◆ **Records shown**
=======
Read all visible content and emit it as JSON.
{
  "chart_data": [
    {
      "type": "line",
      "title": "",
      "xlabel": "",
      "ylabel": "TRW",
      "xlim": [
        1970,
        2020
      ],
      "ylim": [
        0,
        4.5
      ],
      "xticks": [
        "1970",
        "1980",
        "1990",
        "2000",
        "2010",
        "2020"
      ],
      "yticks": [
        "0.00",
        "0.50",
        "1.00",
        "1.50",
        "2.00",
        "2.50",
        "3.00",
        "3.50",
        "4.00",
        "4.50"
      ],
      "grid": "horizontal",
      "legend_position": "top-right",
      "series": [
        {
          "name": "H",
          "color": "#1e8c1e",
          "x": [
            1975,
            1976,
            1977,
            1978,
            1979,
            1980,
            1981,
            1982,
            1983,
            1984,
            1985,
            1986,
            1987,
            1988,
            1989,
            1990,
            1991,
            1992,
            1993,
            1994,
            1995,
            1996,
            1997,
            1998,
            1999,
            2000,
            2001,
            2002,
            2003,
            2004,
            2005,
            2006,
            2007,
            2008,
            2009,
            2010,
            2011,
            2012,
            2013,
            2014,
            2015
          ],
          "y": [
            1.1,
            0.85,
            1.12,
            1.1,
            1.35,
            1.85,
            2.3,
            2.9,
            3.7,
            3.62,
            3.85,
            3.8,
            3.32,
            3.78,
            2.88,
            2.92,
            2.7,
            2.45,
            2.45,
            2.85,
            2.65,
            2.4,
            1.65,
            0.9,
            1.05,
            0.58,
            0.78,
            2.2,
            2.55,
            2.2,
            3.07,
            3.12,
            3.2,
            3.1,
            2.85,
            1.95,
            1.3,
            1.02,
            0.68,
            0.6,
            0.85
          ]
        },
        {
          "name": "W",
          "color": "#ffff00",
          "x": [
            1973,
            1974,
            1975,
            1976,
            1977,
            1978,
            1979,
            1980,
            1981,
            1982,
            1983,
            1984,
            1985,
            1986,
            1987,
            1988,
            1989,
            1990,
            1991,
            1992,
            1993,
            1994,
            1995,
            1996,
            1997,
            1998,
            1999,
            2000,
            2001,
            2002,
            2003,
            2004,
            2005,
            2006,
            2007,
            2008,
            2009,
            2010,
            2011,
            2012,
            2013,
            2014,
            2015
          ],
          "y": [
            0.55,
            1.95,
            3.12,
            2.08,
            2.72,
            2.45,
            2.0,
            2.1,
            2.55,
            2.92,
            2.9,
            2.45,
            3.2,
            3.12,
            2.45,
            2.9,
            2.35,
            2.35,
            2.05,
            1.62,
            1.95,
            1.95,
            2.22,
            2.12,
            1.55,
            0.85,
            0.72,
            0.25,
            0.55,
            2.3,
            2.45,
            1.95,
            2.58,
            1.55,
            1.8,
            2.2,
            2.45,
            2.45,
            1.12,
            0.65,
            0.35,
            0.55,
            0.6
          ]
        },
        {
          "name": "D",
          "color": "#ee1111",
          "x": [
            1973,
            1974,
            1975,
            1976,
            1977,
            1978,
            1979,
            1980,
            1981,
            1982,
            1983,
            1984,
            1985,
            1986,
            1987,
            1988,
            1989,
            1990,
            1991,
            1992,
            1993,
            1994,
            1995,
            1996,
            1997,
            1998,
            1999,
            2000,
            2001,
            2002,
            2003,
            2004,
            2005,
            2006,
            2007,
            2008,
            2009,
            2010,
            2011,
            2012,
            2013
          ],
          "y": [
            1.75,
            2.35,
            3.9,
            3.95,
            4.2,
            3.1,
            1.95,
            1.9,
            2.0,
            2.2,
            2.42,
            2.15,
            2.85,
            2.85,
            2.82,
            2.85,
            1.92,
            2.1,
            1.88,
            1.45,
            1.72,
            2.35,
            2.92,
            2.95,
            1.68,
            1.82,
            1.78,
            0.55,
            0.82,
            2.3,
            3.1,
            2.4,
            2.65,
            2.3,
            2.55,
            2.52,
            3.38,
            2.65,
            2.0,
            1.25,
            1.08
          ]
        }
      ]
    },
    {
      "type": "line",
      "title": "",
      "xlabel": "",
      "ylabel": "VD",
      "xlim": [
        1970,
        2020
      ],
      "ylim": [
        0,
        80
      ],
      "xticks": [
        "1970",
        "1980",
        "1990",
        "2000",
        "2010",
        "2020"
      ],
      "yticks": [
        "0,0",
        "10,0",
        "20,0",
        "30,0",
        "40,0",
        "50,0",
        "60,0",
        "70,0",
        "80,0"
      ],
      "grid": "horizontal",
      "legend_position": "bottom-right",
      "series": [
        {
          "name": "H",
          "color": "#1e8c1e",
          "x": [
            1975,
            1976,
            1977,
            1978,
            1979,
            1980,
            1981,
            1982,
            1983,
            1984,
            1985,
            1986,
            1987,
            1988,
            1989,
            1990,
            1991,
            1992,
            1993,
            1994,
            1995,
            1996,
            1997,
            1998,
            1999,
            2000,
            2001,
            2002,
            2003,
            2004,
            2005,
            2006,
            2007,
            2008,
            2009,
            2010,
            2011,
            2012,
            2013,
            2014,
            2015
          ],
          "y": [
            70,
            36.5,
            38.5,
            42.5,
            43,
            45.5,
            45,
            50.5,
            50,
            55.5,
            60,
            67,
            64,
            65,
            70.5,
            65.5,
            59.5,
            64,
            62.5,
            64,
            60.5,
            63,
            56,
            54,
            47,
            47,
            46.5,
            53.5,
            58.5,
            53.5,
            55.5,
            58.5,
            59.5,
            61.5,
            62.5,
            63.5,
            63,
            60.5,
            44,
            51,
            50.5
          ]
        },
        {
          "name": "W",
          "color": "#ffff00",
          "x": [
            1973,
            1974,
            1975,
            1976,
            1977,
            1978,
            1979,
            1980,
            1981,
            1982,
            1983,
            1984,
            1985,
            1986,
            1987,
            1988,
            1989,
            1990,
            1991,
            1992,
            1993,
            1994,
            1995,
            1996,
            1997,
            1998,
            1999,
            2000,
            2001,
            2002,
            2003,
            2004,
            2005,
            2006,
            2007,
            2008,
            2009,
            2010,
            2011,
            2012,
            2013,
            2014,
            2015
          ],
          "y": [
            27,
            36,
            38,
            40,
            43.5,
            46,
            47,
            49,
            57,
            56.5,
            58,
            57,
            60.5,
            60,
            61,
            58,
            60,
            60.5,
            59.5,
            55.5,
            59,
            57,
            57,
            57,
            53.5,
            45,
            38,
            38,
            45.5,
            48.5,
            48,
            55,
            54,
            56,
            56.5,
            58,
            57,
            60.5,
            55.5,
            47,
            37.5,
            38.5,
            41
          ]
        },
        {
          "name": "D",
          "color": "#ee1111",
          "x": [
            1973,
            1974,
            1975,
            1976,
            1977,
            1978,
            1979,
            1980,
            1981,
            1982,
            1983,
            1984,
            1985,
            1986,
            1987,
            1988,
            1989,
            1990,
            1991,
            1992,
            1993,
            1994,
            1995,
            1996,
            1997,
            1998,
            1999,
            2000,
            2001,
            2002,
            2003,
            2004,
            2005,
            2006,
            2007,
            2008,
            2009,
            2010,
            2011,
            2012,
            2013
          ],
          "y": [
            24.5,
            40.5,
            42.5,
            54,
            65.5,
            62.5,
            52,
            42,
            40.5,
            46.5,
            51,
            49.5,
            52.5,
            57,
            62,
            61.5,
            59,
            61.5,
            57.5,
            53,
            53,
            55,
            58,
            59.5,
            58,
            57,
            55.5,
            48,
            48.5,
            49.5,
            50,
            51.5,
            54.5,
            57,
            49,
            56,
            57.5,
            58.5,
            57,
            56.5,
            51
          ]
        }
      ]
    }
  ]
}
=======
◆ **What you are asked to do**
From the first line to the last, retype the data exactly.

◆ **Answer to this problem**
Read all visible content and emit it as JSON.
{
  "chart_data": [
    {
      "type": "line",
      "title": "",
      "xlabel": "",
      "ylabel": "TRW",
      "xlim": [
        1970,
        2020
      ],
      "ylim": [
        0,
        4.5
      ],
      "xticks": [
        "1970",
        "1980",
        "1990",
        "2000",
        "2010",
        "2020"
      ],
      "yticks": [
        "0.00",
        "0.50",
        "1.00",
        "1.50",
        "2.00",
        "2.50",
        "3.00",
        "3.50",
        "4.00",
        "4.50"
      ],
      "grid": "horizontal",
      "legend_position": "top-right",
      "series": [
        {
          "name": "H",
          "color": "#1e8c1e",
          "x": [
            1975,
            1976,
            1977,
            1978,
            1979,
            1980,
            1981,
            1982,
            1983,
            1984,
            1985,
            1986,
            1987,
            1988,
            1989,
            1990,
            1991,
            1992,
            1993,
            1994,
            1995,
            1996,
            1997,
            1998,
            1999,
            2000,
            2001,
            2002,
            2003,
            2004,
            2005,
            2006,
            2007,
            2008,
            2009,
            2010,
            2011,
            2012,
            2013,
            2014,
            2015
          ],
          "y": [
            1.1,
            0.85,
            1.12,
            1.1,
            1.35,
            1.85,
            2.3,
            2.9,
            3.7,
            3.62,
            3.85,
            3.8,
            3.32,
            3.78,
            2.88,
            2.92,
            2.7,
            2.45,
            2.45,
            2.85,
            2.65,
            2.4,
            1.65,
            0.9,
            1.05,
            0.58,
            0.78,
            2.2,
            2.55,
            2.2,
            3.07,
            3.12,
            3.2,
            3.1,
            2.85,
            1.95,
            1.3,
            1.02,
            0.68,
            0.6,
            0.85
          ]
        },
        {
          "name": "W",
          "color": "#ffff00",
          "x": [
            1973,
            1974,
            1975,
            1976,
            1977,
            1978,
            1979,
            1980,
            1981,
            1982,
            1983,
            1984,
            1985,
            1986,
            1987,
            1988,
            1989,
            1990,
            1991,
            1992,
            1993,
            1994,
            1995,
            1996,
            1997,
            1998,
            1999,
            2000,
            2001,
            2002,
            2003,
            2004,
            2005,
            2006,
            2007,
            2008,
            2009,
            2010,
            2011,
            2012,
            2013,
            2014,
            2015
          ],
          "y": [
            0.55,
            1.95,
            3.12,
            2.08,
            2.72,
            2.45,
            2.0,
            2.1,
            2.55,
            2.92,
            2.9,
            2.45,
            3.2,
            3.12,
            2.45,
            2.9,
            2.35,
            2.35,
            2.05,
            1.62,
            1.95,
            1.95,
            2.22,
            2.12,
            1.55,
            0.85,
            0.72,
            0.25,
            0.55,
            2.3,
            2.45,
            1.95,
            2.58,
            1.55,
            1.8,
            2.2,
            2.45,
            2.45,
            1.12,
            0.65,
            0.35,
            0.55,
            0.6
          ]
        },
        {
          "name": "D",
          "color": "#ee1111",
          "x": [
            1973,
            1974,
            1975,
            1976,
            1977,
            1978,
            1979,
            1980,
            1981,
            1982,
            1983,
            1984,
            1985,
            1986,
            1987,
            1988,
            1989,
            1990,
            1991,
            1992,
            1993,
            1994,
            1995,
            1996,
            1997,
            1998,
            1999,
            2000,
            2001,
            2002,
            2003,
            2004,
            2005,
            2006,
            2007,
            2008,
            2009,
            2010,
            2011,
            2012,
            2013
          ],
          "y": [
            1.75,
            2.35,
            3.9,
            3.95,
            4.2,
            3.1,
            1.95,
            1.9,
            2.0,
            2.2,
            2.42,
            2.15,
            2.85,
            2.85,
            2.82,
            2.85,
            1.92,
            2.1,
            1.88,
            1.45,
            1.72,
            2.35,
            2.92,
            2.95,
            1.68,
            1.82,
            1.78,
            0.55,
            0.82,
            2.3,
            3.1,
            2.4,
            2.65,
            2.3,
            2.55,
            2.52,
            3.38,
            2.65,
            2.0,
            1.25,
            1.08
          ]
        }
      ]
    },
    {
      "type": "line",
      "title": "",
      "xlabel": "",
      "ylabel": "VD",
      "xlim": [
        1970,
        2020
      ],
      "ylim": [
        0,
        80
      ],
      "xticks": [
        "1970",
        "1980",
        "1990",
        "2000",
        "2010",
        "2020"
      ],
      "yticks": [
        "0,0",
        "10,0",
        "20,0",
        "30,0",
        "40,0",
        "50,0",
        "60,0",
        "70,0",
        "80,0"
      ],
      "grid": "horizontal",
      "legend_position": "bottom-right",
      "series": [
        {
          "name": "H",
          "color": "#1e8c1e",
          "x": [
            1975,
            1976,
            1977,
            1978,
            1979,
            1980,
            1981,
            1982,
            1983,
            1984,
            1985,
            1986,
            1987,
            1988,
            1989,
            1990,
            1991,
            1992,
            1993,
            1994,
            1995,
            1996,
            1997,
            1998,
            1999,
            2000,
            2001,
            2002,
            2003,
            2004,
            2005,
            2006,
            2007,
            2008,
            2009,
            2010,
            2011,
            2012,
            2013,
            2014,
            2015
          ],
          "y": [
            70,
            36.5,
            38.5,
            42.5,
            43,
            45.5,
            45,
            50.5,
            50,
            55.5,
            60,
            67,
            64,
            65,
            70.5,
            65.5,
            59.5,
            64,
            62.5,
            64,
            60.5,
            63,
            56,
            54,
            47,
            47,
            46.5,
            53.5,
            58.5,
            53.5,
            55.5,
            58.5,
            59.5,
            61.5,
            62.5,
            63.5,
            63,
            60.5,
            44,
            51,
            50.5
          ]
        },
        {
          "name": "W",
          "color": "#ffff00",
          "x": [
            1973,
            1974,
            1975,
            1976,
            1977,
            1978,
            1979,
            1980,
            1981,
            1982,
            1983,
            1984,
            1985,
            1986,
            1987,
            1988,
            1989,
            1990,
            1991,
            1992,
            1993,
            1994,
            1995,
            1996,
            1997,
            1998,
            1999,
            2000,
            2001,
            2002,
            2003,
            2004,
            2005,
            2006,
            2007,
            2008,
            2009,
            2010,
            2011,
            2012,
            2013,
            2014,
            2015
          ],
          "y": [
            27,
            36,
            38,
            40,
            43.5,
            46,
            47,
            49,
            57,
            56.5,
            58,
            57,
            60.5,
            60,
            61,
            58,
            60,
            60.5,
            59.5,
            55.5,
            59,
            57,
            57,
            57,
            53.5,
            45,
            38,
            38,
            45.5,
            48.5,
            48,
            55,
            54,
            56,
            56.5,
            58,
            57,
            60.5,
            55.5,
            47,
            37.5,
            38.5,
            41
          ]
        },
        {
          "name": "D",
          "color": "#ee1111",
          "x": [
            1973,
            1974,
            1975,
            1976,
            1977,
            1978,
            1979,
            1980,
            1981,
            1982,
            1983,
            1984,
            1985,
            1986,
            1987,
            1988,
            1989,
            1990,
            1991,
            1992,
            1993,
            1994,
            1995,
            1996,
            1997,
            1998,
            1999,
            2000,
            2001,
            2002,
            2003,
            2004,
            2005,
            2006,
            2007,
            2008,
            2009,
            2010,
            2011,
            2012,
            2013
          ],
          "y": [
            24.5,
            40.5,
            42.5,
            54,
            65.5,
            62.5,
            52,
            42,
            40.5,
            46.5,
            51,
            49.5,
            52.5,
            57,
            62,
            61.5,
            59,
            61.5,
            57.5,
            53,
            53,
            55,
            58,
            59.5,
            58,
            57,
            55.5,
            48,
            48.5,
            49.5,
            50,
            51.5,
            54.5,
            57,
            49,
            56,
            57.5,
            58.5,
            57,
            56.5,
            51
          ]
        }
      ]
    }
  ]
}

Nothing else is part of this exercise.